** What the exercise asks **
Edit the lines below so that every "Teetering on the edge of destruction" becomes "Hanging by a thread", and leave everything else unchanged.
BEGIN
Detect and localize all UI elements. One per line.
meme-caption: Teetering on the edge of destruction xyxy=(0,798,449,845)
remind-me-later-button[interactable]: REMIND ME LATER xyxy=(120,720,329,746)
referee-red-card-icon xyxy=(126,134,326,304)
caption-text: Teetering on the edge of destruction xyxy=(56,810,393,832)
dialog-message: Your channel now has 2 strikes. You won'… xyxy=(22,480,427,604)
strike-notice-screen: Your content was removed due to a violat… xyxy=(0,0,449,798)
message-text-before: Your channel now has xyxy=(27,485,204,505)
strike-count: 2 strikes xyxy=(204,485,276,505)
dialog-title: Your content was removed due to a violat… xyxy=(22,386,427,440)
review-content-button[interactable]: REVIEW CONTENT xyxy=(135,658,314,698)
END
** Result **
Detect and localize all UI elements. One per line.
meme-caption: Hanging by a thread xyxy=(0,798,449,845)
remind-me-later-button[interactable]: REMIND ME LATER xyxy=(120,720,329,746)
referee-red-card-icon xyxy=(126,134,326,304)
caption-text: Hanging by a thread xyxy=(56,810,393,832)
dialog-message: Your channel now has 2 strikes. You won'… xyxy=(22,480,427,604)
strike-notice-screen: Your content was removed due to a violat… xyxy=(0,0,449,798)
message-text-before: Your channel now has xyxy=(27,485,204,505)
strike-count: 2 strikes xyxy=(204,485,276,505)
dialog-title: Your content was removed due to a violat… xyxy=(22,386,427,440)
review-content-button[interactable]: REVIEW CONTENT xyxy=(135,658,314,698)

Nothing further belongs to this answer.